▶ [CHALLENGE]:
Each line that includes the string "InnerTubeFlat" counts once; give the total and nothing else.

▶ [RAW RECORDS]:
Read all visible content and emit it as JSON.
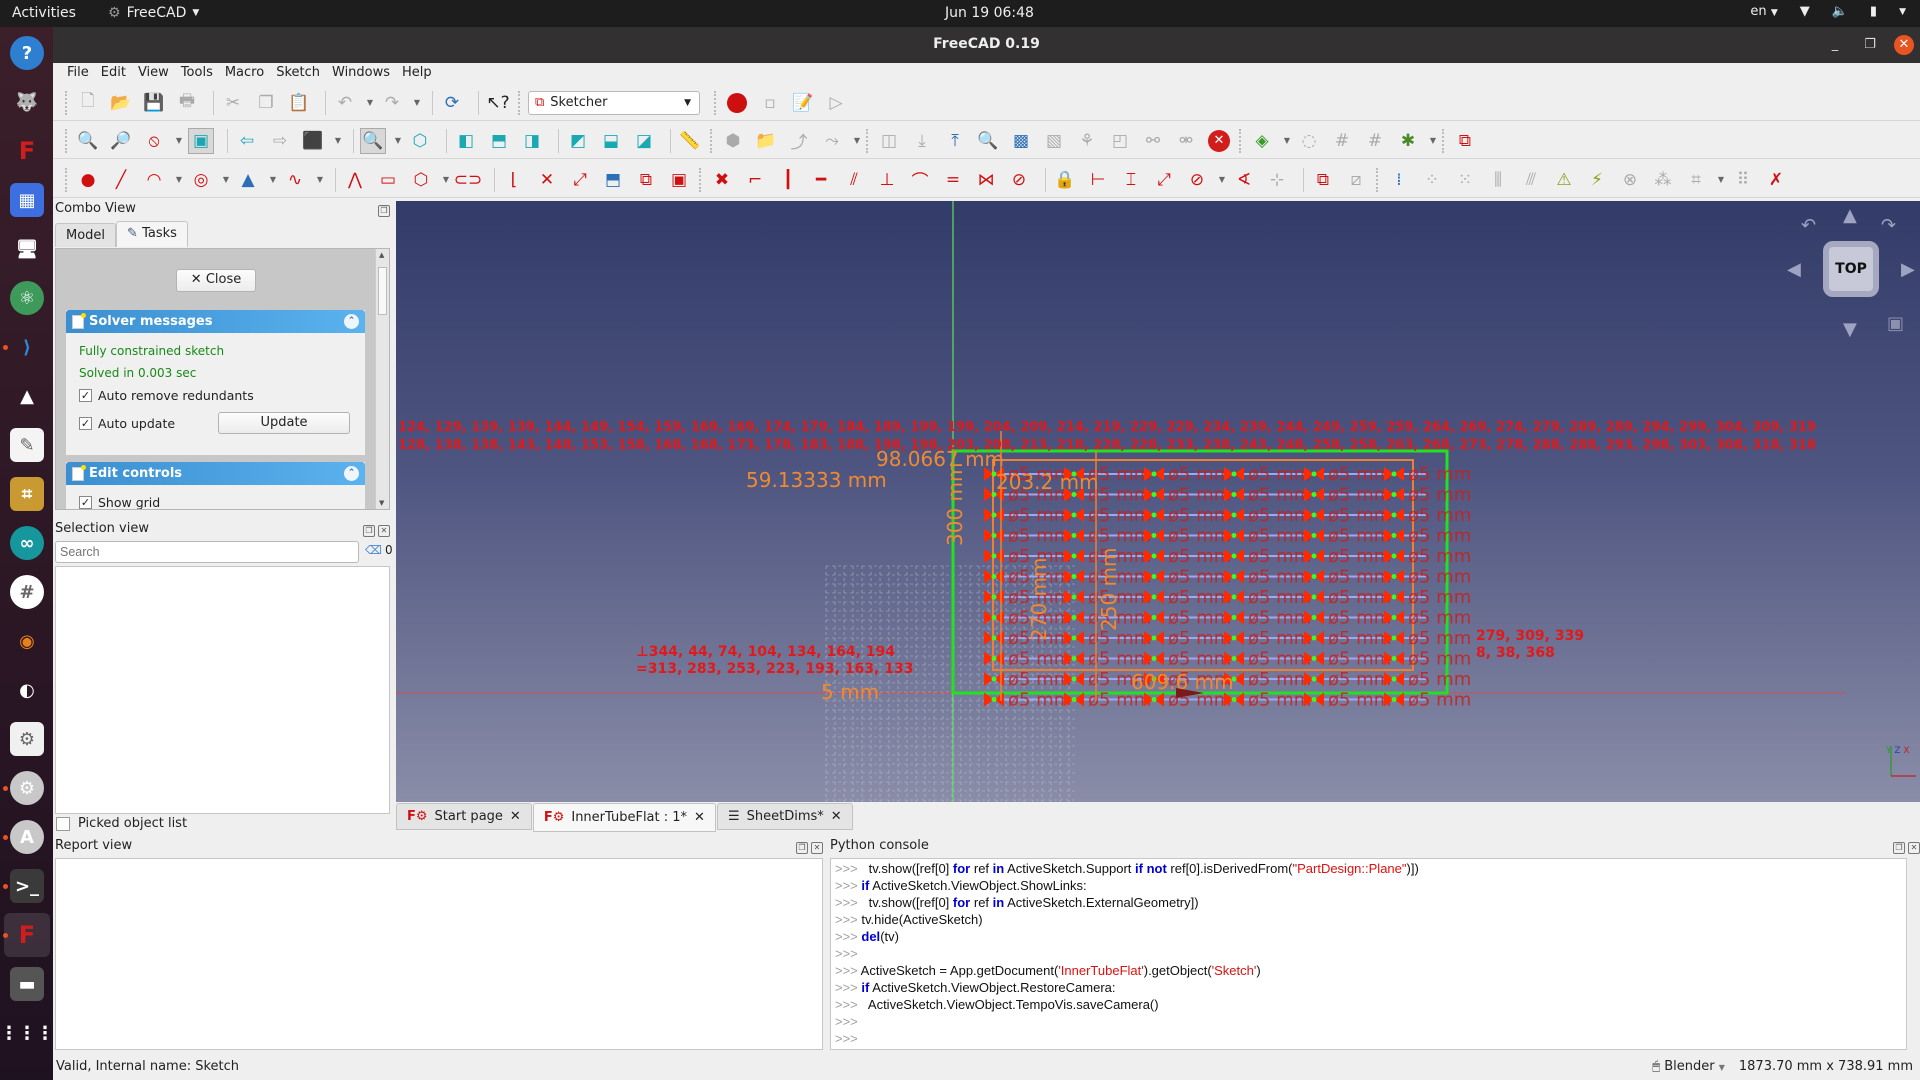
{
  "topbar": {
    "activities": "Activities",
    "app_menu": "FreeCAD",
    "clock": "Jun 19  06:48",
    "language": "en",
    "icons": [
      "wifi-icon",
      "volume-icon",
      "battery-icon",
      "system-menu-icon"
    ]
  },
  "dock": {
    "apps": [
      {
        "name": "help",
        "glyph": "?",
        "bg": "#2f7fd0",
        "running": false
      },
      {
        "name": "gimp",
        "glyph": "🐺",
        "bg": "transparent",
        "running": false
      },
      {
        "name": "freecad",
        "glyph": "F",
        "bg": "transparent",
        "running": false
      },
      {
        "name": "screenshot",
        "glyph": "▦",
        "bg": "#3d6fe0",
        "running": false
      },
      {
        "name": "display-settings",
        "glyph": "🖥",
        "bg": "transparent",
        "running": false
      },
      {
        "name": "atom",
        "glyph": "⚛",
        "bg": "#3d9a5a",
        "running": false
      },
      {
        "name": "vscode",
        "glyph": "⟩",
        "bg": "transparent",
        "running": true
      },
      {
        "name": "inkscape",
        "glyph": "▲",
        "bg": "transparent",
        "running": false
      },
      {
        "name": "text-editor",
        "glyph": "✎",
        "bg": "#f4f4f4",
        "running": false
      },
      {
        "name": "fritzing",
        "glyph": "⌗",
        "bg": "#c99a32",
        "running": false
      },
      {
        "name": "arduino",
        "glyph": "∞",
        "bg": "#16979e",
        "running": false
      },
      {
        "name": "slack",
        "glyph": "#",
        "bg": "#ffffff",
        "running": false
      },
      {
        "name": "blender",
        "glyph": "◉",
        "bg": "transparent",
        "running": false
      },
      {
        "name": "simplescreenrecorder",
        "glyph": "◐",
        "bg": "transparent",
        "running": false
      },
      {
        "name": "settings-alt",
        "glyph": "⚙",
        "bg": "#f0f0f0",
        "running": false
      },
      {
        "name": "system-settings",
        "glyph": "⚙",
        "bg": "#c8c8c8",
        "running": true
      },
      {
        "name": "software-updater",
        "glyph": "A",
        "bg": "#c8c8c8",
        "running": true
      },
      {
        "name": "terminal",
        "glyph": ">_",
        "bg": "#3a3a3a",
        "running": true
      },
      {
        "name": "freecad-active",
        "glyph": "F",
        "bg": "transparent",
        "running": true
      },
      {
        "name": "trash",
        "glyph": "▬",
        "bg": "#555",
        "running": false
      },
      {
        "name": "show-applications",
        "glyph": "⋮⋮⋮",
        "bg": "transparent",
        "running": false
      }
    ]
  },
  "window": {
    "title": "FreeCAD 0.19",
    "minimize": "_",
    "maximize": "❐",
    "close": "✕"
  },
  "menubar": [
    "File",
    "Edit",
    "View",
    "Tools",
    "Macro",
    "Sketch",
    "Windows",
    "Help"
  ],
  "toolbar": {
    "workbench": "Sketcher",
    "file_tools": [
      "new-document-icon",
      "open-icon",
      "save-icon",
      "print-icon",
      "cut-icon",
      "copy-icon",
      "paste-icon",
      "undo-icon",
      "redo-icon",
      "refresh-icon",
      "whats-this-icon"
    ],
    "macro_tools": [
      "record-macro-icon",
      "stop-macro-icon",
      "edit-macro-icon",
      "run-macro-icon"
    ]
  },
  "combo_view": {
    "title": "Combo View",
    "tabs": [
      "Model",
      "Tasks"
    ],
    "active_tab": "Tasks",
    "close_button": "Close",
    "solver_section": {
      "title": "Solver messages",
      "status": "Fully constrained sketch",
      "solve_time": "Solved in 0.003 sec",
      "auto_remove_redundants": {
        "label": "Auto remove redundants",
        "checked": true
      },
      "auto_update": {
        "label": "Auto update",
        "checked": true
      },
      "update_button": "Update"
    },
    "edit_controls": {
      "title": "Edit controls",
      "show_grid": {
        "label": "Show grid",
        "checked": true
      }
    }
  },
  "selection_view": {
    "title": "Selection view",
    "search_placeholder": "Search",
    "count": "0",
    "picked_object_list": {
      "label": "Picked object list",
      "checked": false
    }
  },
  "viewport": {
    "navcube_face": "TOP",
    "constraint_row1": "124, 129, 139, 139, 144, 149, 154, 159, 169, 169, 174, 179, 184, 189, 199, 199, 204, 209, 214, 219, 229, 229, 234, 239, 244, 249, 259, 259, 264, 269, 274, 279, 289, 289, 294, 299, 304, 309, 319",
    "constraint_row2": "128, 138, 138, 143, 148, 153, 158, 168, 168, 173, 178, 183, 188, 198, 198, 203, 208, 213, 218, 228, 228, 233, 238, 243, 248, 258, 258, 263, 268, 273, 278, 288, 288, 293, 298, 303, 308, 318, 318",
    "left_list1": "344, 44, 74, 104, 134, 164, 194",
    "left_list2": "313, 283, 253, 223, 193, 163, 133",
    "right_list1": "279, 309, 339",
    "right_list2": "8, 38, 368",
    "hole_label": "ø5 mm",
    "dim_labels": [
      "203.2 mm",
      "300 mm",
      "270 mm",
      "250 mm",
      "609.6 mm",
      "5 mm",
      "59.13333 mm",
      "98.0667 mm"
    ],
    "axis_labels": {
      "x": "X",
      "y": "Y",
      "z": "Z"
    }
  },
  "doc_tabs": [
    {
      "label": "Start page",
      "icon": "freecad-icon",
      "active": false
    },
    {
      "label": "InnerTubeFlat : 1*",
      "icon": "freecad-icon",
      "active": true
    },
    {
      "label": "SheetDims*",
      "icon": "spreadsheet-icon",
      "active": false
    }
  ],
  "report_view": {
    "title": "Report view"
  },
  "python_console": {
    "title": "Python console",
    "lines": [
      [
        {
          "t": ">>> ",
          "c": "pr"
        },
        {
          "t": "  tv.show([ref[0] ",
          "c": ""
        },
        {
          "t": "for",
          "c": "kw"
        },
        {
          "t": " ref ",
          "c": ""
        },
        {
          "t": "in",
          "c": "kw"
        },
        {
          "t": " ActiveSketch.Support ",
          "c": ""
        },
        {
          "t": "if not",
          "c": "kw"
        },
        {
          "t": " ref[0].isDerivedFrom(",
          "c": ""
        },
        {
          "t": "\"PartDesign::Plane\"",
          "c": "str"
        },
        {
          "t": ")])",
          "c": ""
        }
      ],
      [
        {
          "t": ">>> ",
          "c": "pr"
        },
        {
          "t": "if",
          "c": "kw"
        },
        {
          "t": " ActiveSketch.ViewObject.ShowLinks:",
          "c": ""
        }
      ],
      [
        {
          "t": ">>> ",
          "c": "pr"
        },
        {
          "t": "  tv.show([ref[0] ",
          "c": ""
        },
        {
          "t": "for",
          "c": "kw"
        },
        {
          "t": " ref ",
          "c": ""
        },
        {
          "t": "in",
          "c": "kw"
        },
        {
          "t": " ActiveSketch.ExternalGeometry])",
          "c": ""
        }
      ],
      [
        {
          "t": ">>> ",
          "c": "pr"
        },
        {
          "t": "tv.hide(ActiveSketch)",
          "c": ""
        }
      ],
      [
        {
          "t": ">>> ",
          "c": "pr"
        },
        {
          "t": "del",
          "c": "kw"
        },
        {
          "t": "(tv)",
          "c": ""
        }
      ],
      [
        {
          "t": ">>> ",
          "c": "pr"
        }
      ],
      [
        {
          "t": ">>> ",
          "c": "pr"
        },
        {
          "t": "ActiveSketch = App.getDocument(",
          "c": ""
        },
        {
          "t": "'InnerTubeFlat'",
          "c": "str"
        },
        {
          "t": ").getObject(",
          "c": ""
        },
        {
          "t": "'Sketch'",
          "c": "str"
        },
        {
          "t": ")",
          "c": ""
        }
      ],
      [
        {
          "t": ">>> ",
          "c": "pr"
        },
        {
          "t": "if",
          "c": "kw"
        },
        {
          "t": " ActiveSketch.ViewObject.RestoreCamera:",
          "c": ""
        }
      ],
      [
        {
          "t": ">>> ",
          "c": "pr"
        },
        {
          "t": "  ActiveSketch.ViewObject.TempoVis.saveCamera()",
          "c": ""
        }
      ],
      [
        {
          "t": ">>> ",
          "c": "pr"
        }
      ],
      [
        {
          "t": ">>> ",
          "c": "pr"
        }
      ]
    ]
  },
  "statusbar": {
    "message": "Valid, Internal name: Sketch",
    "nav_style": "Blender",
    "dimensions": "1873.70 mm x 738.91 mm"
  }
}
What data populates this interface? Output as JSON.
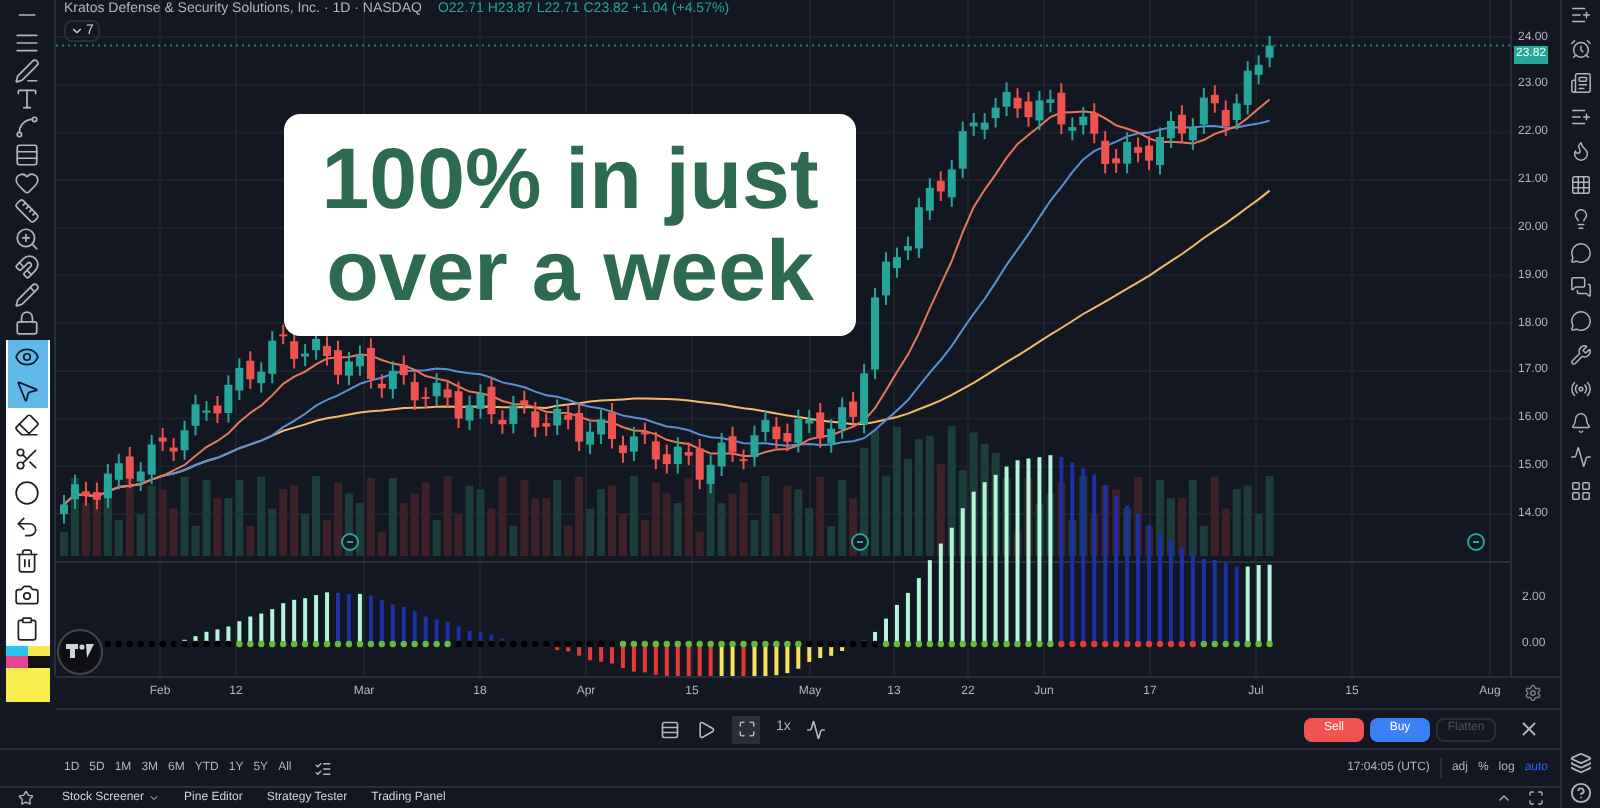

▶ [ANSWER FOR THIS EXERCISE]:
2